» **THE INPUT**
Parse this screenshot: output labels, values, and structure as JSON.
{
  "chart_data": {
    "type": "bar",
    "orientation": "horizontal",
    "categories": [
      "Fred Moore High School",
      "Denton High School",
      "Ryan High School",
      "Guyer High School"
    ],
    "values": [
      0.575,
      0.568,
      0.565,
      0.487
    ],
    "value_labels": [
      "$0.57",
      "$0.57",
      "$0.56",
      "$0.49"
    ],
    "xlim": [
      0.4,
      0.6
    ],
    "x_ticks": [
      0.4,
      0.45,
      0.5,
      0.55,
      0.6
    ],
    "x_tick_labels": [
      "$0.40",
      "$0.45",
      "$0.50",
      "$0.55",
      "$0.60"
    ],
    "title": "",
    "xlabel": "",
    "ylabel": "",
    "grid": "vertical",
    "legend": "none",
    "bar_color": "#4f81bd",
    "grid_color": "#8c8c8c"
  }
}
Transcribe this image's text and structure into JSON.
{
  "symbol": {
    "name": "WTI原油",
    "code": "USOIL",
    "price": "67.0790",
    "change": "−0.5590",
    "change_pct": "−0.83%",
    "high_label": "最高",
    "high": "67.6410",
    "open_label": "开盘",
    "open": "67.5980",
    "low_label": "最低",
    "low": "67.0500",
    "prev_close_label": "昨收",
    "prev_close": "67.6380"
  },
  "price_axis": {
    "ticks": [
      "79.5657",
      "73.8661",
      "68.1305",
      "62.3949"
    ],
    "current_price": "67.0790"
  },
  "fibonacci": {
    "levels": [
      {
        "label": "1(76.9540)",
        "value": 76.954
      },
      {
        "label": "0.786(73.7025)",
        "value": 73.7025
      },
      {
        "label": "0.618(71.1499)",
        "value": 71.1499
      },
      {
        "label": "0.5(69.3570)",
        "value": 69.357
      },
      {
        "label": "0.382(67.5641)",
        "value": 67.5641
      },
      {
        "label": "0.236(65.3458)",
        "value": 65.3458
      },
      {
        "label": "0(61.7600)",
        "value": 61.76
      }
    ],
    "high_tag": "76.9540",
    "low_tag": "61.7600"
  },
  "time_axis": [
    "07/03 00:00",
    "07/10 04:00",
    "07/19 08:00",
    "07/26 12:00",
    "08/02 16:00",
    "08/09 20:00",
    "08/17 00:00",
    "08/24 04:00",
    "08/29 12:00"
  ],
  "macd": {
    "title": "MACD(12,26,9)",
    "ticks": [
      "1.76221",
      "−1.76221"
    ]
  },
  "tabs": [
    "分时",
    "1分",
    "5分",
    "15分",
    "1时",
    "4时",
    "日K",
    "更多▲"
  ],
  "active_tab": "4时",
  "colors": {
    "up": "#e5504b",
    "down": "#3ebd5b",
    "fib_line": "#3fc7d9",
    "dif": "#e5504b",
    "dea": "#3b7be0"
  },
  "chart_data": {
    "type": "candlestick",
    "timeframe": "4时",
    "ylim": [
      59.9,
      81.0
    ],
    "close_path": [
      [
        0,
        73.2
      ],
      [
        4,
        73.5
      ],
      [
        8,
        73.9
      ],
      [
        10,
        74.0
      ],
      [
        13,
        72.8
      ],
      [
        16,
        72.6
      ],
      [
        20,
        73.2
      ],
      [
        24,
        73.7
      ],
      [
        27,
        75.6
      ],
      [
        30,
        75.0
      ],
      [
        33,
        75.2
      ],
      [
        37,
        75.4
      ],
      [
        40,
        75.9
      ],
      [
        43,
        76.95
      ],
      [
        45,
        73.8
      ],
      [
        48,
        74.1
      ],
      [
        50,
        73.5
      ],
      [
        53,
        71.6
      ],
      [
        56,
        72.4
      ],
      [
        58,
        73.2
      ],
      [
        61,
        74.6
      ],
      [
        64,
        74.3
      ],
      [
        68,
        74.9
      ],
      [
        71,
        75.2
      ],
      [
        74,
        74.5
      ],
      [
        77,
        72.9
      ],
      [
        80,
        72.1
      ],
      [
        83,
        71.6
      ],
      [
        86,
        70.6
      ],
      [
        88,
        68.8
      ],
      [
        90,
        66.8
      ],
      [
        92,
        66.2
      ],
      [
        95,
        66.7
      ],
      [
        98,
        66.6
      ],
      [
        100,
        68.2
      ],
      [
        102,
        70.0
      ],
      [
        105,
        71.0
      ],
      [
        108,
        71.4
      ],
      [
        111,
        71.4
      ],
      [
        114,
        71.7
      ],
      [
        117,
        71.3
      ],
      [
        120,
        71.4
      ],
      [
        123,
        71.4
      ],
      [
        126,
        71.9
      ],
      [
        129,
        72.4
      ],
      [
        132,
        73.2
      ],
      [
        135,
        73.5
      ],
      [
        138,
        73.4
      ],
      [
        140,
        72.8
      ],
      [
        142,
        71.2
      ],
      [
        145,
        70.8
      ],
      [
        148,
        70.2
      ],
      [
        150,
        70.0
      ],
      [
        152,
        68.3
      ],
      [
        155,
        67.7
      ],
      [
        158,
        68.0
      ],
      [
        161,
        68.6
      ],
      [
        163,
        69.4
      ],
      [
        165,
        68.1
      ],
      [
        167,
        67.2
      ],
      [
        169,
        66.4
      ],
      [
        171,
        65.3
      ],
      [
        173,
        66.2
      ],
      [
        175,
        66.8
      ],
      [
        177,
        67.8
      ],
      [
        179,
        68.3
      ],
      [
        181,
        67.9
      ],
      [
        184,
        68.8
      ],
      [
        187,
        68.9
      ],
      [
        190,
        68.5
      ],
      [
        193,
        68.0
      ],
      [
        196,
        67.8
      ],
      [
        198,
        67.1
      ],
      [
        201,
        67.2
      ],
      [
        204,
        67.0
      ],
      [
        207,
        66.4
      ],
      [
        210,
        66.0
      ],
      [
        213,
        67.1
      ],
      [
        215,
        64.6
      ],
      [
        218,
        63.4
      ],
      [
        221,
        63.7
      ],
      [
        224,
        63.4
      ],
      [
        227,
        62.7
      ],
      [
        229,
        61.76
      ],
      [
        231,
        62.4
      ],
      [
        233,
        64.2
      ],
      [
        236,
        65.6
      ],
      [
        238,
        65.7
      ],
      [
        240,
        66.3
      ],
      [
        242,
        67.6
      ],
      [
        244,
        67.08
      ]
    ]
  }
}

» **WHAT IS ASKED**
Take the records above and return them exactly as written.

» **ANSWER TO THIS TASK**
Parse this screenshot: output labels, values, and structure as JSON.
{
  "chart_data": {
    "type": "bar",
    "orientation": "horizontal",
    "categories": [
      "Fred Moore High School",
      "Denton High School",
      "Ryan High School",
      "Guyer High School"
    ],
    "values": [
      0.575,
      0.568,
      0.565,
      0.487
    ],
    "value_labels": [
      "$0.57",
      "$0.57",
      "$0.56",
      "$0.49"
    ],
    "xlim": [
      0.4,
      0.6
    ],
    "x_ticks": [
      0.4,
      0.45,
      0.5,
      0.55,
      0.6
    ],
    "x_tick_labels": [
      "$0.40",
      "$0.45",
      "$0.50",
      "$0.55",
      "$0.60"
    ],
    "title": "",
    "xlabel": "",
    "ylabel": "",
    "grid": "vertical",
    "legend": "none",
    "bar_color": "#4f81bd",
    "grid_color": "#8c8c8c"
  }
}
Transcribe this image's text and structure into JSON.
{
  "symbol": {
    "name": "WTI原油",
    "code": "USOIL",
    "price": "67.0790",
    "change": "−0.5590",
    "change_pct": "−0.83%",
    "high_label": "最高",
    "high": "67.6410",
    "open_label": "开盘",
    "open": "67.5980",
    "low_label": "最低",
    "low": "67.0500",
    "prev_close_label": "昨收",
    "prev_close": "67.6380"
  },
  "price_axis": {
    "ticks": [
      "79.5657",
      "73.8661",
      "68.1305",
      "62.3949"
    ],
    "current_price": "67.0790"
  },
  "fibonacci": {
    "levels": [
      {
        "label": "1(76.9540)",
        "value": 76.954
      },
      {
        "label": "0.786(73.7025)",
        "value": 73.7025
      },
      {
        "label": "0.618(71.1499)",
        "value": 71.1499
      },
      {
        "label": "0.5(69.3570)",
        "value": 69.357
      },
      {
        "label": "0.382(67.5641)",
        "value": 67.5641
      },
      {
        "label": "0.236(65.3458)",
        "value": 65.3458
      },
      {
        "label": "0(61.7600)",
        "value": 61.76
      }
    ],
    "high_tag": "76.9540",
    "low_tag": "61.7600"
  },
  "time_axis": [
    "07/03 00:00",
    "07/10 04:00",
    "07/19 08:00",
    "07/26 12:00",
    "08/02 16:00",
    "08/09 20:00",
    "08/17 00:00",
    "08/24 04:00",
    "08/29 12:00"
  ],
  "macd": {
    "title": "MACD(12,26,9)",
    "ticks": [
      "1.76221",
      "−1.76221"
    ]
  },
  "tabs": [
    "分时",
    "1分",
    "5分",
    "15分",
    "1时",
    "4时",
    "日K",
    "更多▲"
  ],
  "active_tab": "4时",
  "colors": {
    "up": "#e5504b",
    "down": "#3ebd5b",
    "fib_line": "#3fc7d9",
    "dif": "#e5504b",
    "dea": "#3b7be0"
  },
  "chart_data": {
    "type": "candlestick",
    "timeframe": "4时",
    "ylim": [
      59.9,
      81.0
    ],
    "close_path": [
      [
        0,
        73.2
      ],
      [
        4,
        73.5
      ],
      [
        8,
        73.9
      ],
      [
        10,
        74.0
      ],
      [
        13,
        72.8
      ],
      [
        16,
        72.6
      ],
      [
        20,
        73.2
      ],
      [
        24,
        73.7
      ],
      [
        27,
        75.6
      ],
      [
        30,
        75.0
      ],
      [
        33,
        75.2
      ],
      [
        37,
        75.4
      ],
      [
        40,
        75.9
      ],
      [
        43,
        76.95
      ],
      [
        45,
        73.8
      ],
      [
        48,
        74.1
      ],
      [
        50,
        73.5
      ],
      [
        53,
        71.6
      ],
      [
        56,
        72.4
      ],
      [
        58,
        73.2
      ],
      [
        61,
        74.6
      ],
      [
        64,
        74.3
      ],
      [
        68,
        74.9
      ],
      [
        71,
        75.2
      ],
      [
        74,
        74.5
      ],
      [
        77,
        72.9
      ],
      [
        80,
        72.1
      ],
      [
        83,
        71.6
      ],
      [
        86,
        70.6
      ],
      [
        88,
        68.8
      ],
      [
        90,
        66.8
      ],
      [
        92,
        66.2
      ],
      [
        95,
        66.7
      ],
      [
        98,
        66.6
      ],
      [
        100,
        68.2
      ],
      [
        102,
        70.0
      ],
      [
        105,
        71.0
      ],
      [
        108,
        71.4
      ],
      [
        111,
        71.4
      ],
      [
        114,
        71.7
      ],
      [
        117,
        71.3
      ],
      [
        120,
        71.4
      ],
      [
        123,
        71.4
      ],
      [
        126,
        71.9
      ],
      [
        129,
        72.4
      ],
      [
        132,
        73.2
      ],
      [
        135,
        73.5
      ],
      [
        138,
        73.4
      ],
      [
        140,
        72.8
      ],
      [
        142,
        71.2
      ],
      [
        145,
        70.8
      ],
      [
        148,
        70.2
      ],
      [
        150,
        70.0
      ],
      [
        152,
        68.3
      ],
      [
        155,
        67.7
      ],
      [
        158,
        68.0
      ],
      [
        161,
        68.6
      ],
      [
        163,
        69.4
      ],
      [
        165,
        68.1
      ],
      [
        167,
        67.2
      ],
      [
        169,
        66.4
      ],
      [
        171,
        65.3
      ],
      [
        173,
        66.2
      ],
      [
        175,
        66.8
      ],
      [
        177,
        67.8
      ],
      [
        179,
        68.3
      ],
      [
        181,
        67.9
      ],
      [
        184,
        68.8
      ],
      [
        187,
        68.9
      ],
      [
        190,
        68.5
      ],
      [
        193,
        68.0
      ],
      [
        196,
        67.8
      ],
      [
        198,
        67.1
      ],
      [
        201,
        67.2
      ],
      [
        204,
        67.0
      ],
      [
        207,
        66.4
      ],
      [
        210,
        66.0
      ],
      [
        213,
        67.1
      ],
      [
        215,
        64.6
      ],
      [
        218,
        63.4
      ],
      [
        221,
        63.7
      ],
      [
        224,
        63.4
      ],
      [
        227,
        62.7
      ],
      [
        229,
        61.76
      ],
      [
        231,
        62.4
      ],
      [
        233,
        64.2
      ],
      [
        236,
        65.6
      ],
      [
        238,
        65.7
      ],
      [
        240,
        66.3
      ],
      [
        242,
        67.6
      ],
      [
        244,
        67.08
      ]
    ]
  }
}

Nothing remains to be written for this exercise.